▶ _Data to use_:
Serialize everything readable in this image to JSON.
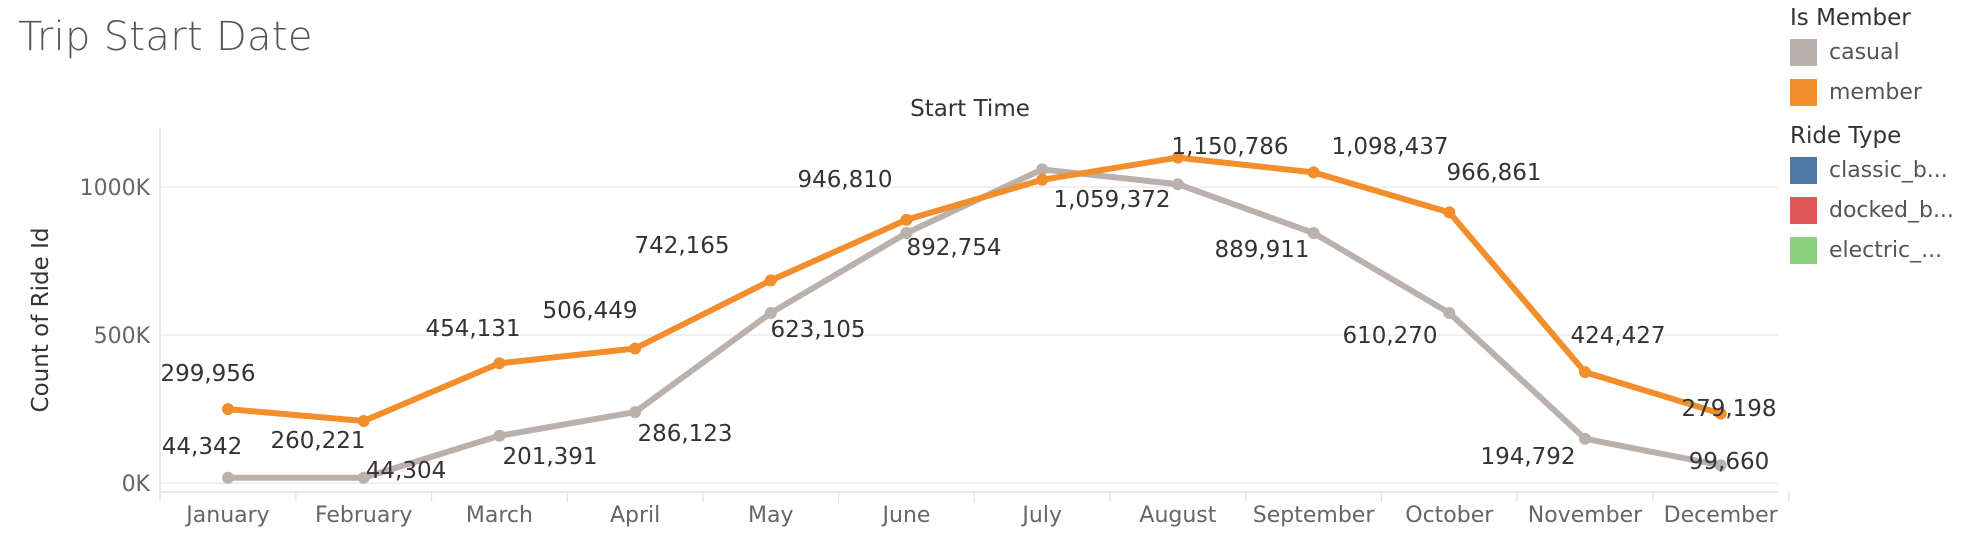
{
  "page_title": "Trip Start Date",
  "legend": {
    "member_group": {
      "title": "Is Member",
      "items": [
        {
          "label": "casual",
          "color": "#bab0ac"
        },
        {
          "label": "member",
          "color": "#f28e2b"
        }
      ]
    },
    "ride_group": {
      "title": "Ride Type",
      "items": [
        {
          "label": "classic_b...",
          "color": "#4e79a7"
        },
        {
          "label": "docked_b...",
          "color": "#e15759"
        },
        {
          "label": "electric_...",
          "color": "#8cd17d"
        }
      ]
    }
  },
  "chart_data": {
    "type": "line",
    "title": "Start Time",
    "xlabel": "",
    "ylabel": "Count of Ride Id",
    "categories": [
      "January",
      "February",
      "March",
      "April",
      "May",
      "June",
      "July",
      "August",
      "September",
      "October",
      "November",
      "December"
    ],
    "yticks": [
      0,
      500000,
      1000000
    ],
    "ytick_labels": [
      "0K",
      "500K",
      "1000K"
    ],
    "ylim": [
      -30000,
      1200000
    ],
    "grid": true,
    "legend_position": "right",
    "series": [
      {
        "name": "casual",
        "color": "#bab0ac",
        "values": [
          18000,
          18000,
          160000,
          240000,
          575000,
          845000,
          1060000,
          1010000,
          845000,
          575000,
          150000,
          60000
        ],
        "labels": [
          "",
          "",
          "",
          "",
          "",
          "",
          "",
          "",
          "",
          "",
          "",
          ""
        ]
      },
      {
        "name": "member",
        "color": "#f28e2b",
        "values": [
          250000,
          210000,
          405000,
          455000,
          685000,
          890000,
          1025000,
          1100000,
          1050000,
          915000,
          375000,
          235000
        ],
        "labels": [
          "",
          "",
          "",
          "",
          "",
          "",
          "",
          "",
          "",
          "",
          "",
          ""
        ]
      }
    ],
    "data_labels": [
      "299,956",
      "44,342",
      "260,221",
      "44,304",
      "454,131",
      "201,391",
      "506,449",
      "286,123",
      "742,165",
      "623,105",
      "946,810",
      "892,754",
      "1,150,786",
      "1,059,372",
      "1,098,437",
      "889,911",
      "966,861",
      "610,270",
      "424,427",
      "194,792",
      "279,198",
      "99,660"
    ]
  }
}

▶ _Work to complete_: Collect from the data above every line that includes "Start".

▶ _Written response_:
  "page_title": "Trip Start Date",
    "title": "Start Time",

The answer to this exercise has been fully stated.